# ЗАДАНИЕ
Продолжите, пожалуйста, отрывок о переходе по горной тропе над пропастью, начиная сразу после его последнего предложения.

***** ОТРЫВОК ТЕКСТА *****

Жутко было идти над пропастью узкой тропой, страшно взглянуть вниз, где на глубине 500–700 метров ревела в ущелье река. Лошади так близко прижимались к скале, казалось, что вот-вот оборвут часть седла и вьюка. Поскольку две лошади в ряде мест разойтись не могли, приходилось высылать вперед людей с тем, чтобы предупредить идущих навстречу.
Одна из вьючных лошадей сорвалась; мы видели, как она извивалась, ударяясь о скалы, удалялась от нас, даже лошади сочувствовали ей, тяжело и громко вздыхая. Каким счастливым чувствовал себя вьюковожатый, что повод не увлек его вместе с лошадью!
Трудны были подъемы, а еще труднее — спуски.
Но какая неописуемая красота и дикость природы представала перед нами с высоких перевалов! Все было ново и интересно в этой поездке: пережитый страх сорваться, идучи по узкой тропе над пропастью, необыкновенная красота гор, покрытых облаками и шапкой вечных льдов и снегов. Мы с облегчением вздохнули, когда вышли, хотя и на плохую, колесную дорогу. Но с чрезмерной настороженностью расстались только тогда, когда вышли на настоящую дорогу.

***** НАБОР ДАННЫХ *****

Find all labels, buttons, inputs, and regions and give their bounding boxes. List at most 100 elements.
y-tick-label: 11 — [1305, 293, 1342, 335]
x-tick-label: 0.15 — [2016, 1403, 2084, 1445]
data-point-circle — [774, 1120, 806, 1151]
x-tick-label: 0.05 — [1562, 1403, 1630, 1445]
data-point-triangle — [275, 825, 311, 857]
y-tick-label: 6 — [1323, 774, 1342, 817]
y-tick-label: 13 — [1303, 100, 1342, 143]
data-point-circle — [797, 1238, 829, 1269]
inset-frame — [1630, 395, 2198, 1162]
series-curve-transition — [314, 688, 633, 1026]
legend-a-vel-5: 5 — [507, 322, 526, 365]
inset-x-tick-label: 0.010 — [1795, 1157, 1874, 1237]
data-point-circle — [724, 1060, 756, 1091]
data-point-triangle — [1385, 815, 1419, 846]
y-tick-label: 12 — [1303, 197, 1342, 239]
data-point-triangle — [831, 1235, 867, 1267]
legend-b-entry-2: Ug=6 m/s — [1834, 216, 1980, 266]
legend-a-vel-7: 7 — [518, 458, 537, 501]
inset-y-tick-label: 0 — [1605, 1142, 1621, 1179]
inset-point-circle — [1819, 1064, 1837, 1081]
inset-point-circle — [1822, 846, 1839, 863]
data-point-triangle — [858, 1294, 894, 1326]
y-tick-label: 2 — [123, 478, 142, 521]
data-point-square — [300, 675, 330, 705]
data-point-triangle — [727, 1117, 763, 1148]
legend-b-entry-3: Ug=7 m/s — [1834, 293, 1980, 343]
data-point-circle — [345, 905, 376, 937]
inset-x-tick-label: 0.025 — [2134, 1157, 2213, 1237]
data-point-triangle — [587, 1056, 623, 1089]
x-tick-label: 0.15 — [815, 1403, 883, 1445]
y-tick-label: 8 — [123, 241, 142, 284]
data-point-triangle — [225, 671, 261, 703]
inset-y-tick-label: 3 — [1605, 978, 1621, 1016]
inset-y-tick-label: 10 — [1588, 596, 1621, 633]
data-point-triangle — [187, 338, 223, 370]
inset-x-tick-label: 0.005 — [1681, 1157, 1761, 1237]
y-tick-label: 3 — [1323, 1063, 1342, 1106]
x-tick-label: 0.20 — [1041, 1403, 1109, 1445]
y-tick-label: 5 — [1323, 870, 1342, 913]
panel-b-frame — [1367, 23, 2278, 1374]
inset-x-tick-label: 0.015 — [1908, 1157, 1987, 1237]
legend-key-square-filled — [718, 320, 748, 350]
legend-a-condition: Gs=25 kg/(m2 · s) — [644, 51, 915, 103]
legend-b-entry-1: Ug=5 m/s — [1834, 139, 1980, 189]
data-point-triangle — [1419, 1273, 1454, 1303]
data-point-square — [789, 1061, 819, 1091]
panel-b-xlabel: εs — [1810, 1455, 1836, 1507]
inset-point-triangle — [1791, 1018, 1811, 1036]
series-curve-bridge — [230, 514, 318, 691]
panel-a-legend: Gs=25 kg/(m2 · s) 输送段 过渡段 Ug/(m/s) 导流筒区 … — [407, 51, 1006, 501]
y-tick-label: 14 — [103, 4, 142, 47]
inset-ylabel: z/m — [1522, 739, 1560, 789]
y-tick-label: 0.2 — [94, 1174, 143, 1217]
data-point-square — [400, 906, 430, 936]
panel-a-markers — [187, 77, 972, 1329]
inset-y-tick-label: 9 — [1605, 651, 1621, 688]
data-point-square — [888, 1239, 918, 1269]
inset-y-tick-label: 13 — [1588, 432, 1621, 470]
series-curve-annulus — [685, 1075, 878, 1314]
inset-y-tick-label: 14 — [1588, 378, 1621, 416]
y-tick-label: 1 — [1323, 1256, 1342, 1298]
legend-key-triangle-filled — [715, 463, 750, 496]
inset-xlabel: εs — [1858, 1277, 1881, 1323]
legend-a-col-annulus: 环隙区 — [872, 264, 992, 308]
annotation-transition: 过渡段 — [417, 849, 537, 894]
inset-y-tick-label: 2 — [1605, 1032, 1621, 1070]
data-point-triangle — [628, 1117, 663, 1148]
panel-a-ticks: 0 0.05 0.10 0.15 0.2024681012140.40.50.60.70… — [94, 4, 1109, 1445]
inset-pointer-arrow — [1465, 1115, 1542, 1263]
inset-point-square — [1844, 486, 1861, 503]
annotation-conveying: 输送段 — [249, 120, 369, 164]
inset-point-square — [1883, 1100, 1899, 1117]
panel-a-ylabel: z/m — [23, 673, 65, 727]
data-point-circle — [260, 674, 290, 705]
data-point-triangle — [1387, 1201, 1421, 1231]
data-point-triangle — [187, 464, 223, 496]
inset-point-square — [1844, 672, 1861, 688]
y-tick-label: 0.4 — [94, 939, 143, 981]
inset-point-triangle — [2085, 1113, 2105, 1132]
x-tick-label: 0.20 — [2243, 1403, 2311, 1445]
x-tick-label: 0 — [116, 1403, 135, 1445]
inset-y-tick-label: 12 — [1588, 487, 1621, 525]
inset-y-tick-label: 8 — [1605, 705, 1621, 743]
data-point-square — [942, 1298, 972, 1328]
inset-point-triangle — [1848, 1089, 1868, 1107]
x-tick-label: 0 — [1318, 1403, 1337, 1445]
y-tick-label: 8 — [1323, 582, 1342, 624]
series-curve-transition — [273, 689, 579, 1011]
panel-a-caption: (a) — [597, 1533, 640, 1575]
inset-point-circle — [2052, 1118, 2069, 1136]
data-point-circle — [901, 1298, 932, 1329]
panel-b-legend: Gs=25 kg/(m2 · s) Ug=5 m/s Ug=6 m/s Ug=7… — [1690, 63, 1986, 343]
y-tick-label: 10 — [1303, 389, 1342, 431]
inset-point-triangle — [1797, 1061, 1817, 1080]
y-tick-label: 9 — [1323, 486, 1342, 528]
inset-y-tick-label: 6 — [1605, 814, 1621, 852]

*****

# ПИСЬМЕННЫЙ ОТВЕТ
ЦК Компартии Туркмении и правительство республики к Красной Армии относились вообще хорошо, но выделяли и любили Туркменскую кавалерийскую дивизию. Конечно, не только потому, что она туркменская, а потому, что она имела отличные показатели и была лучшей в округе и одной из лучших в Красной Армии. Как говорится, долг платежом красен. Поэтому каждый год ЦК республики и правительство поощряли наиболее отличившихся в боевой и политической подготовке по нашему представлению. В одинаковой степени награждали командиров как туркмен, так и воинов дивизии других национальностей, включая меня и начальника политотдела. Не раз были награждены командиры полков товарищи Исмаилов, Лучинский, Тишинский, Иванов, Саултауров и другие.
Летом 1934 года меня назначили (по совместительству) начальником конных заводов Туркмении. Правительство, полностью удовлетворенное ходом подготовки дивизии, хотело, чтобы мое руководство распространялось и на конные заводы. Через год я был избран депутатом Туркменского ЦИК.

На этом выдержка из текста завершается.